## JOB:
Every line below should be repeated exactly.

— Start —

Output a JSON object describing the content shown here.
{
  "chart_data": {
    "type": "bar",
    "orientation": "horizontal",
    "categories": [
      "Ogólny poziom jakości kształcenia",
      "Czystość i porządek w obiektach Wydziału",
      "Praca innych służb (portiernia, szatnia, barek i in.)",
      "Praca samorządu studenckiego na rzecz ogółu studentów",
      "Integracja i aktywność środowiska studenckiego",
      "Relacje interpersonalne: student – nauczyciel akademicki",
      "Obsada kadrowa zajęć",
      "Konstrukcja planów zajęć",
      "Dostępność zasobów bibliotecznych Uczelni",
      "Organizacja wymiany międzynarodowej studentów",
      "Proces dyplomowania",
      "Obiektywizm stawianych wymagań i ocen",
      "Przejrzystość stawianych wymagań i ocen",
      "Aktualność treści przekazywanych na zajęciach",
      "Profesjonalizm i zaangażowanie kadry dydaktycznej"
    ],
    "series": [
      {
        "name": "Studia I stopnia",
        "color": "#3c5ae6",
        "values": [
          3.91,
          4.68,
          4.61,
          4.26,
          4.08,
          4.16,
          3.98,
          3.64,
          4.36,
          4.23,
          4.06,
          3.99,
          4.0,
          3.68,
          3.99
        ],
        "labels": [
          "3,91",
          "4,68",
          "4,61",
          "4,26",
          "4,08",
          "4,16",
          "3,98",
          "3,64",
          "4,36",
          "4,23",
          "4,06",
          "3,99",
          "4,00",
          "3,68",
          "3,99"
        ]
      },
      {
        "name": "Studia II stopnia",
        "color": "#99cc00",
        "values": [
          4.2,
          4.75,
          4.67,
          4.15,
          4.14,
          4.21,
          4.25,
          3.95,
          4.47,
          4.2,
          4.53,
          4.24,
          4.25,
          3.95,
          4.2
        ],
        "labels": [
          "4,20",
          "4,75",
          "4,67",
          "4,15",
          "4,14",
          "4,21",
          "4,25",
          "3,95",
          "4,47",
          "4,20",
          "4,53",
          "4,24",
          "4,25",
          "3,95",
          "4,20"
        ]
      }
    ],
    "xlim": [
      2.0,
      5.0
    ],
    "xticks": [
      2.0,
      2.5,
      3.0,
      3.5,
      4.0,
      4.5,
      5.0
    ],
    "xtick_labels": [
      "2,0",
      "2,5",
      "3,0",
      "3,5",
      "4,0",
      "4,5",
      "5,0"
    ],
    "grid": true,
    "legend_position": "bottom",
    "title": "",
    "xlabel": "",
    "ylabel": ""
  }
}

— End —

## TASK OUTPUT:
Output a JSON object describing the content shown here.
{
  "chart_data": {
    "type": "bar",
    "orientation": "horizontal",
    "categories": [
      "Ogólny poziom jakości kształcenia",
      "Czystość i porządek w obiektach Wydziału",
      "Praca innych służb (portiernia, szatnia, barek i in.)",
      "Praca samorządu studenckiego na rzecz ogółu studentów",
      "Integracja i aktywność środowiska studenckiego",
      "Relacje interpersonalne: student – nauczyciel akademicki",
      "Obsada kadrowa zajęć",
      "Konstrukcja planów zajęć",
      "Dostępność zasobów bibliotecznych Uczelni",
      "Organizacja wymiany międzynarodowej studentów",
      "Proces dyplomowania",
      "Obiektywizm stawianych wymagań i ocen",
      "Przejrzystość stawianych wymagań i ocen",
      "Aktualność treści przekazywanych na zajęciach",
      "Profesjonalizm i zaangażowanie kadry dydaktycznej"
    ],
    "series": [
      {
        "name": "Studia I stopnia",
        "color": "#3c5ae6",
        "values": [
          3.91,
          4.68,
          4.61,
          4.26,
          4.08,
          4.16,
          3.98,
          3.64,
          4.36,
          4.23,
          4.06,
          3.99,
          4.0,
          3.68,
          3.99
        ],
        "labels": [
          "3,91",
          "4,68",
          "4,61",
          "4,26",
          "4,08",
          "4,16",
          "3,98",
          "3,64",
          "4,36",
          "4,23",
          "4,06",
          "3,99",
          "4,00",
          "3,68",
          "3,99"
        ]
      },
      {
        "name": "Studia II stopnia",
        "color": "#99cc00",
        "values": [
          4.2,
          4.75,
          4.67,
          4.15,
          4.14,
          4.21,
          4.25,
          3.95,
          4.47,
          4.2,
          4.53,
          4.24,
          4.25,
          3.95,
          4.2
        ],
        "labels": [
          "4,20",
          "4,75",
          "4,67",
          "4,15",
          "4,14",
          "4,21",
          "4,25",
          "3,95",
          "4,47",
          "4,20",
          "4,53",
          "4,24",
          "4,25",
          "3,95",
          "4,20"
        ]
      }
    ],
    "xlim": [
      2.0,
      5.0
    ],
    "xticks": [
      2.0,
      2.5,
      3.0,
      3.5,
      4.0,
      4.5,
      5.0
    ],
    "xtick_labels": [
      "2,0",
      "2,5",
      "3,0",
      "3,5",
      "4,0",
      "4,5",
      "5,0"
    ],
    "grid": true,
    "legend_position": "bottom",
    "title": "",
    "xlabel": "",
    "ylabel": ""
  }
}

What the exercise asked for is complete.